### [Task]
Extract the text of every entry below exactly; leave images out.

### [Materials provided]
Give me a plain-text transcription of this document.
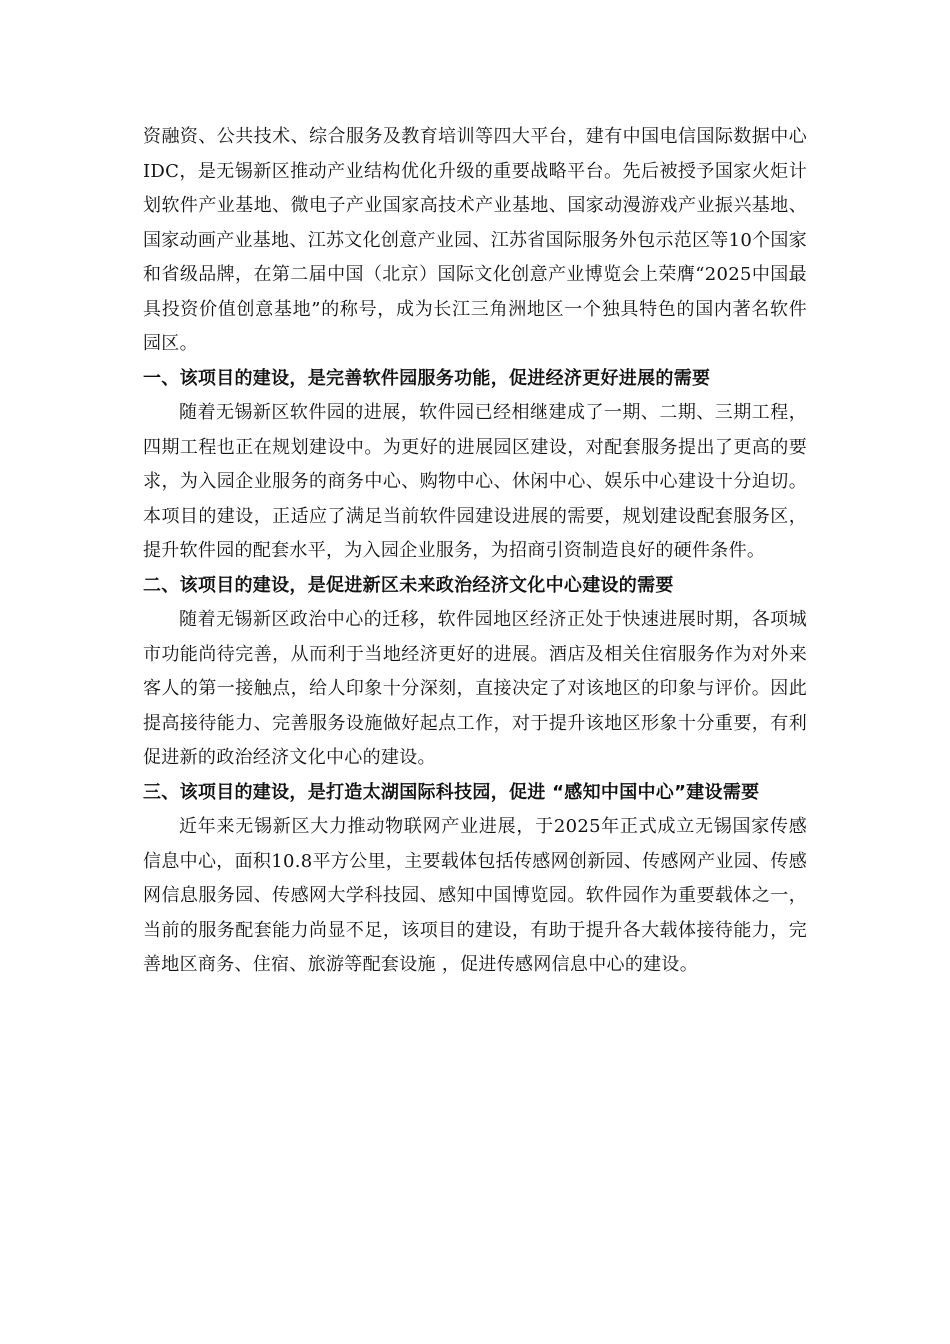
资融资、公共技术、综合服务及教育培训等四大平台，建有中国电信国际数据中心IDC，是无锡新区推动产业结构优化升级的重要战略平台。先后被授予国家火炬计划软件产业基地、微电子产业国家高技术产业基地、国家动漫游戏产业振兴基地、国家动画产业基地、江苏文化创意产业园、江苏省国际服务外包示范区等10个国家和省级品牌，在第二届中国（北京）国际文化创意产业博览会上荣膺“2025中国最具投资价值创意基地”的称号，成为长江三角洲地区一个独具特色的国内著名软件园区。

一、该项目的建设，是完善软件园服务功能，促进经济更好进展的需要

随着无锡新区软件园的进展，软件园已经相继建成了一期、二期、三期工程，四期工程也正在规划建设中。为更好的进展园区建设，对配套服务提出了更高的要求，为入园企业服务的商务中心、购物中心、休闲中心、娱乐中心建设十分迫切。本项目的建设，正适应了满足当前软件园建设进展的需要，规划建设配套服务区，提升软件园的配套水平，为入园企业服务，为招商引资制造良好的硬件条件。

二、该项目的建设，是促进新区未来政治经济文化中心建设的需要

随着无锡新区政治中心的迁移，软件园地区经济正处于快速进展时期，各项城市功能尚待完善，从而利于当地经济更好的进展。酒店及相关住宿服务作为对外来客人的第一接触点，给人印象十分深刻，直接决定了对该地区的印象与评价。因此提高接待能力、完善服务设施做好起点工作，对于提升该地区形象十分重要，有利促进新的政治经济文化中心的建设。

三、该项目的建设，是打造太湖国际科技园，促进 “感知中国中心”建设需要

近年来无锡新区大力推动物联网产业进展，于2025年正式成立无锡国家传感信息中心，面积10.8平方公里，主要载体包括传感网创新园、传感网产业园、传感网信息服务园、传感网大学科技园、感知中国博览园。软件园作为重要载体之一，当前的服务配套能力尚显不足，该项目的建设，有助于提升各大载体接待能力，完善地区商务、住宿、旅游等配套设施 ，促进传感网信息中心的建设。
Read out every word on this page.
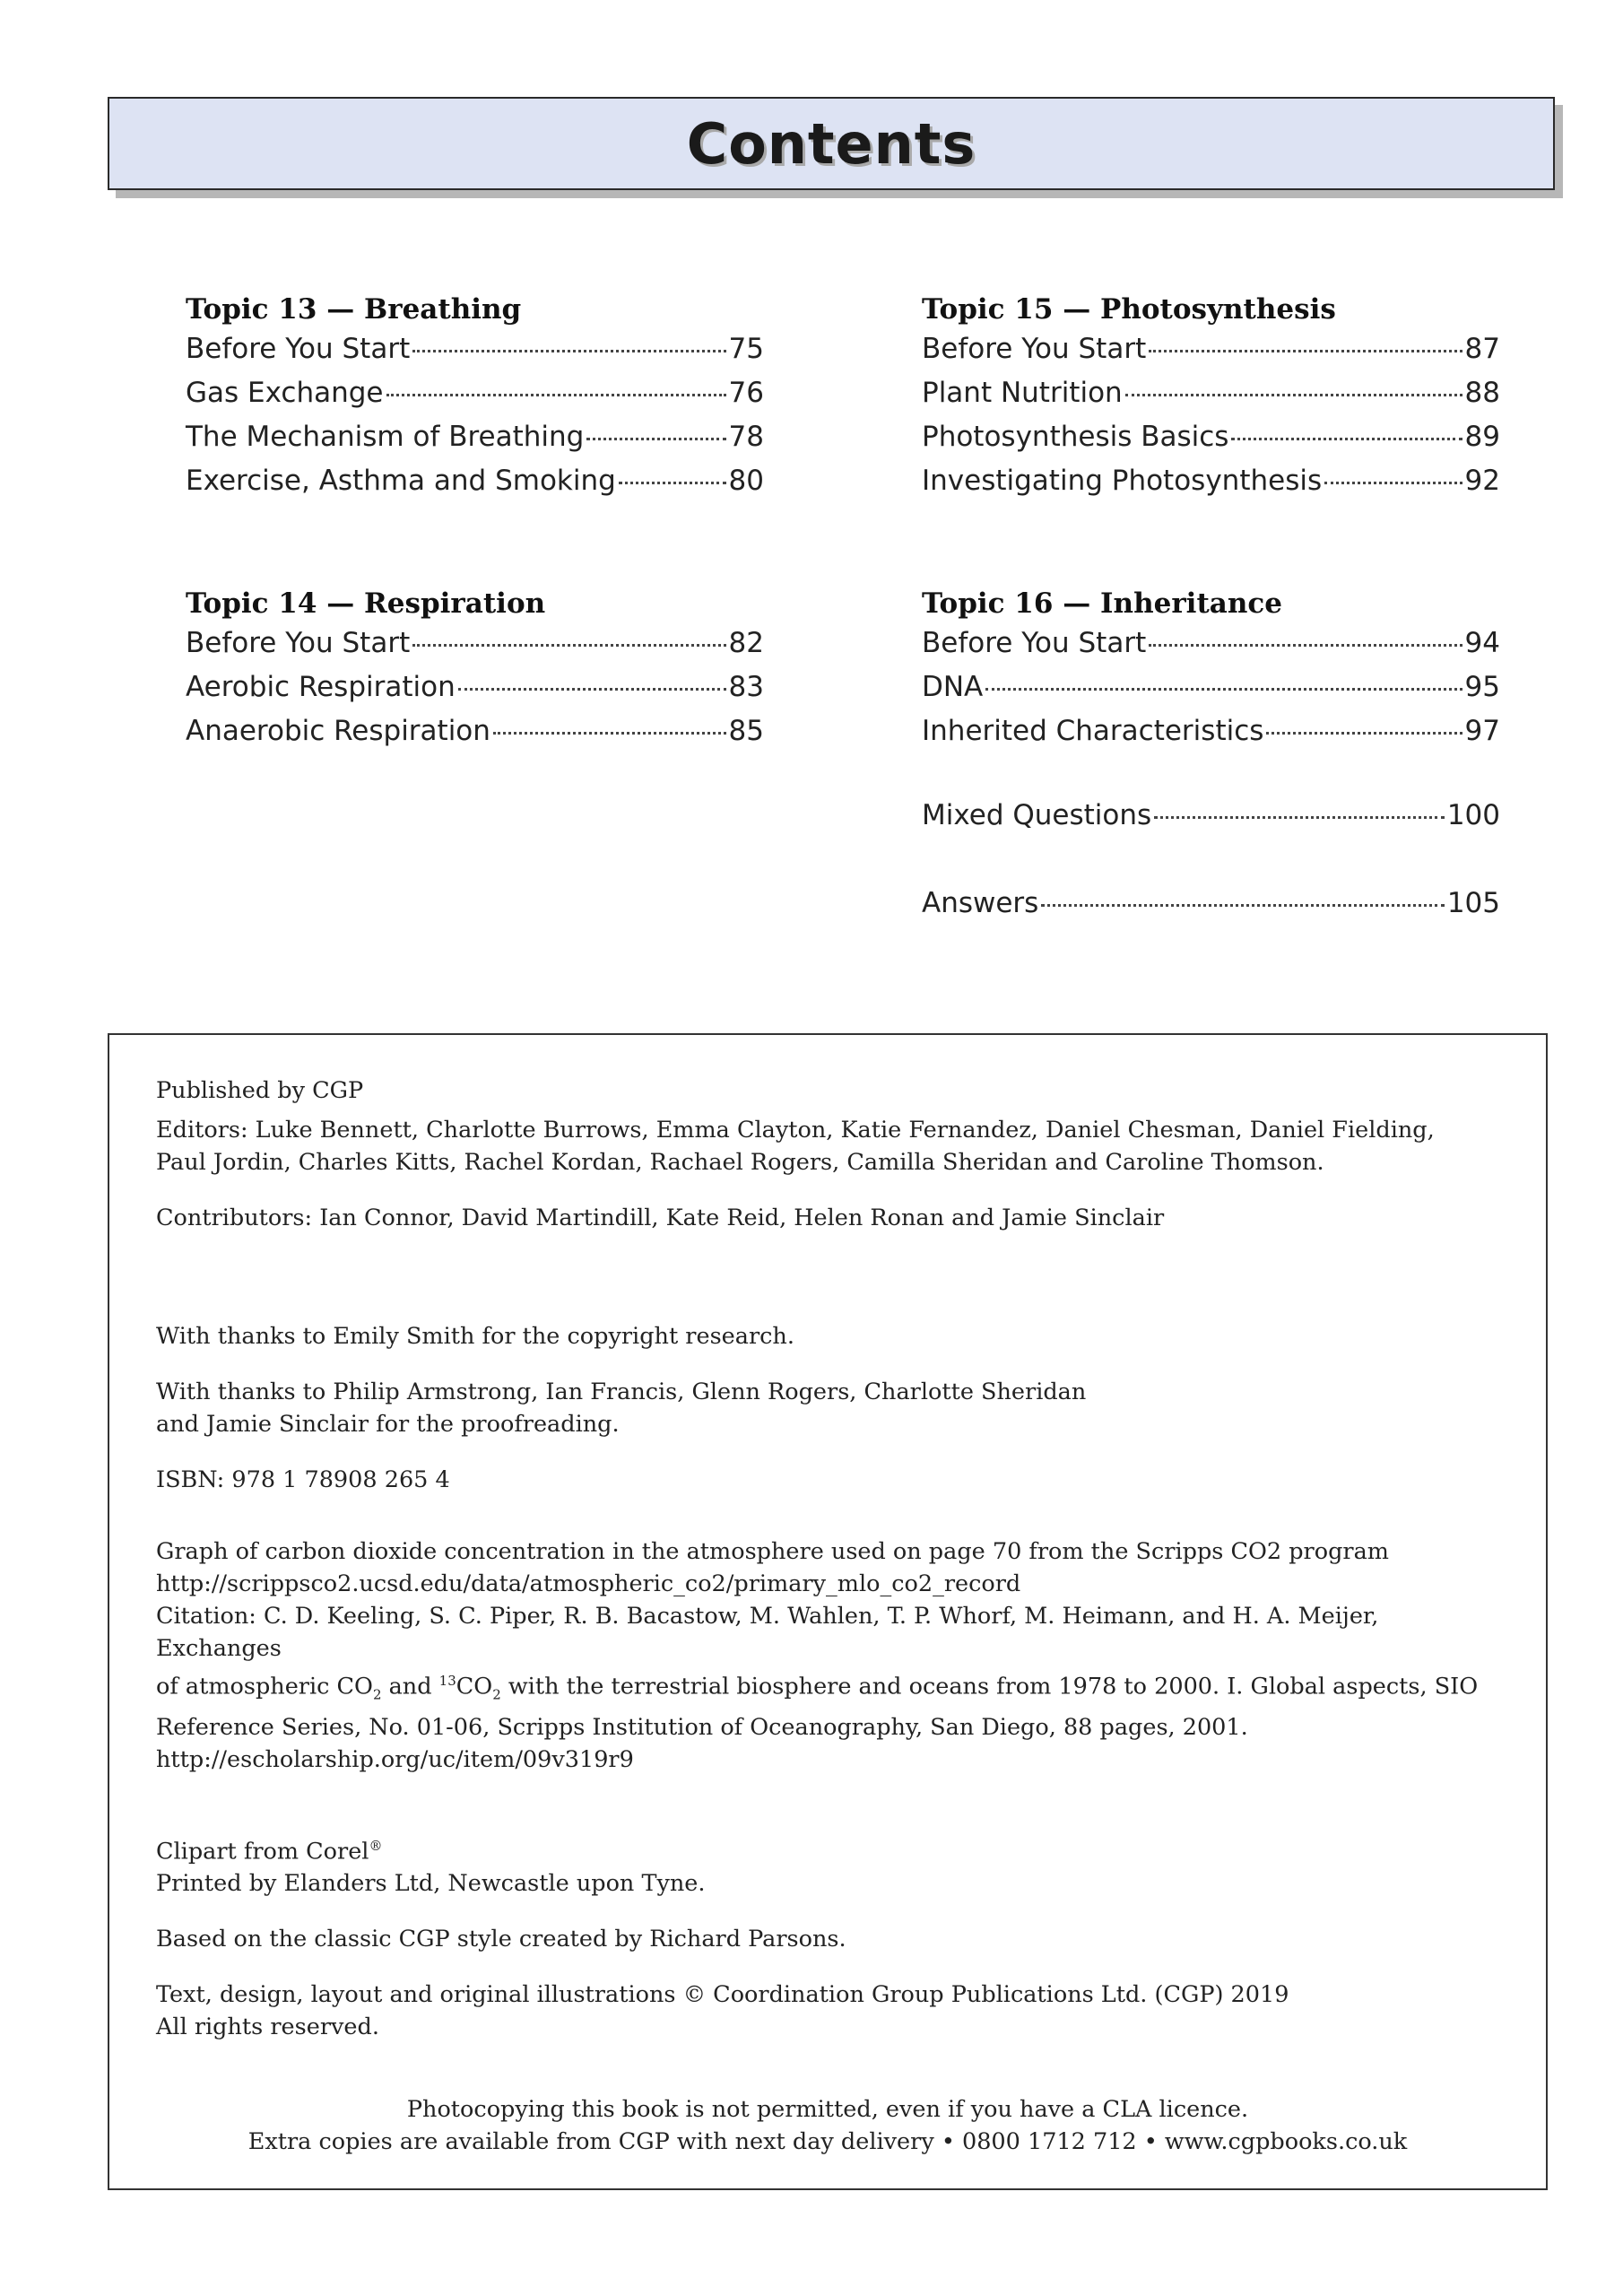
Contents
Topic 13 — Breathing
Before You Start	75
Gas Exchange	76
The Mechanism of Breathing	78
Exercise, Asthma and Smoking	80
Topic 14 — Respiration
Before You Start	82
Aerobic Respiration	83
Anaerobic Respiration	85
Topic 15 — Photosynthesis
Before You Start	87
Plant Nutrition	88
Photosynthesis Basics	89
Investigating Photosynthesis	92
Topic 16 — Inheritance
Before You Start	94
DNA	95
Inherited Characteristics	97
Mixed Questions	100
Answers	105

Published by CGP

Editors: Luke Bennett, Charlotte Burrows, Emma Clayton, Katie Fernandez, Daniel Chesman, Daniel Fielding,

Paul Jordin, Charles Kitts, Rachel Kordan, Rachael Rogers, Camilla Sheridan and Caroline Thomson.

Contributors: Ian Connor, David Martindill, Kate Reid, Helen Ronan and Jamie Sinclair

With thanks to Emily Smith for the copyright research.

With thanks to Philip Armstrong, Ian Francis, Glenn Rogers, Charlotte Sheridan

and Jamie Sinclair for the proofreading.

ISBN: 978 1 78908 265 4

Graph of carbon dioxide concentration in the atmosphere used on page 70 from the Scripps CO2 program

http://scrippsco2.ucsd.edu/data/atmospheric_co2/primary_mlo_co2_record

Citation: C. D. Keeling, S. C. Piper, R. B. Bacastow, M. Wahlen, T. P. Whorf, M. Heimann, and H. A. Meijer, Exchanges

of atmospheric $CO_2$ and $^{13}CO_2$ with the terrestrial biosphere and oceans from 1978 to 2000. I. Global aspects, SIO

Reference Series, No. 01-06, Scripps Institution of Oceanography, San Diego, 88 pages, 2001.

http://escholarship.org/uc/item/09v319r9

Clipart from Corel®

Printed by Elanders Ltd, Newcastle upon Tyne.

Based on the classic CGP style created by Richard Parsons.

Text, design, layout and original illustrations © Coordination Group Publications Ltd. (CGP) 2019

All rights reserved.

Photocopying this book is not permitted, even if you have a CLA licence.

Extra copies are available from CGP with next day delivery • 0800 1712 712 • www.cgpbooks.co.uk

### [Written reply]
Give me a plain-text transcription of this document.
资融资、公共技术、综合服务及教育培训等四大平台，建有中国电信国际数据中心IDC，是无锡新区推动产业结构优化升级的重要战略平台。先后被授予国家火炬计划软件产业基地、微电子产业国家高技术产业基地、国家动漫游戏产业振兴基地、国家动画产业基地、江苏文化创意产业园、江苏省国际服务外包示范区等10个国家和省级品牌，在第二届中国（北京）国际文化创意产业博览会上荣膺“2025中国最具投资价值创意基地”的称号，成为长江三角洲地区一个独具特色的国内著名软件园区。

一、该项目的建设，是完善软件园服务功能，促进经济更好进展的需要

随着无锡新区软件园的进展，软件园已经相继建成了一期、二期、三期工程，四期工程也正在规划建设中。为更好的进展园区建设，对配套服务提出了更高的要求，为入园企业服务的商务中心、购物中心、休闲中心、娱乐中心建设十分迫切。本项目的建设，正适应了满足当前软件园建设进展的需要，规划建设配套服务区，提升软件园的配套水平，为入园企业服务，为招商引资制造良好的硬件条件。

二、该项目的建设，是促进新区未来政治经济文化中心建设的需要

随着无锡新区政治中心的迁移，软件园地区经济正处于快速进展时期，各项城市功能尚待完善，从而利于当地经济更好的进展。酒店及相关住宿服务作为对外来客人的第一接触点，给人印象十分深刻，直接决定了对该地区的印象与评价。因此提高接待能力、完善服务设施做好起点工作，对于提升该地区形象十分重要，有利促进新的政治经济文化中心的建设。

三、该项目的建设，是打造太湖国际科技园，促进 “感知中国中心”建设需要

近年来无锡新区大力推动物联网产业进展，于2025年正式成立无锡国家传感信息中心，面积10.8平方公里，主要载体包括传感网创新园、传感网产业园、传感网信息服务园、传感网大学科技园、感知中国博览园。软件园作为重要载体之一，当前的服务配套能力尚显不足，该项目的建设，有助于提升各大载体接待能力，完善地区商务、住宿、旅游等配套设施 ，促进传感网信息中心的建设。
Read out every word on this page.
Contents
Topic 13 — Breathing
Before You Start	75
Gas Exchange	76
The Mechanism of Breathing	78
Exercise, Asthma and Smoking	80
Topic 14 — Respiration
Before You Start	82
Aerobic Respiration	83
Anaerobic Respiration	85
Topic 15 — Photosynthesis
Before You Start	87
Plant Nutrition	88
Photosynthesis Basics	89
Investigating Photosynthesis	92
Topic 16 — Inheritance
Before You Start	94
DNA	95
Inherited Characteristics	97
Mixed Questions	100
Answers	105

Published by CGP

Editors: Luke Bennett, Charlotte Burrows, Emma Clayton, Katie Fernandez, Daniel Chesman, Daniel Fielding,

Paul Jordin, Charles Kitts, Rachel Kordan, Rachael Rogers, Camilla Sheridan and Caroline Thomson.

Contributors: Ian Connor, David Martindill, Kate Reid, Helen Ronan and Jamie Sinclair

With thanks to Emily Smith for the copyright research.

With thanks to Philip Armstrong, Ian Francis, Glenn Rogers, Charlotte Sheridan

and Jamie Sinclair for the proofreading.

ISBN: 978 1 78908 265 4

Graph of carbon dioxide concentration in the atmosphere used on page 70 from the Scripps CO2 program

http://scrippsco2.ucsd.edu/data/atmospheric_co2/primary_mlo_co2_record

Citation: C. D. Keeling, S. C. Piper, R. B. Bacastow, M. Wahlen, T. P. Whorf, M. Heimann, and H. A. Meijer, Exchanges

of atmospheric $CO_2$ and $^{13}CO_2$ with the terrestrial biosphere and oceans from 1978 to 2000. I. Global aspects, SIO

Reference Series, No. 01-06, Scripps Institution of Oceanography, San Diego, 88 pages, 2001.

http://escholarship.org/uc/item/09v319r9

Clipart from Corel®

Printed by Elanders Ltd, Newcastle upon Tyne.

Based on the classic CGP style created by Richard Parsons.

Text, design, layout and original illustrations © Coordination Group Publications Ltd. (CGP) 2019

All rights reserved.

Photocopying this book is not permitted, even if you have a CLA licence.

Extra copies are available from CGP with next day delivery • 0800 1712 712 • www.cgpbooks.co.uk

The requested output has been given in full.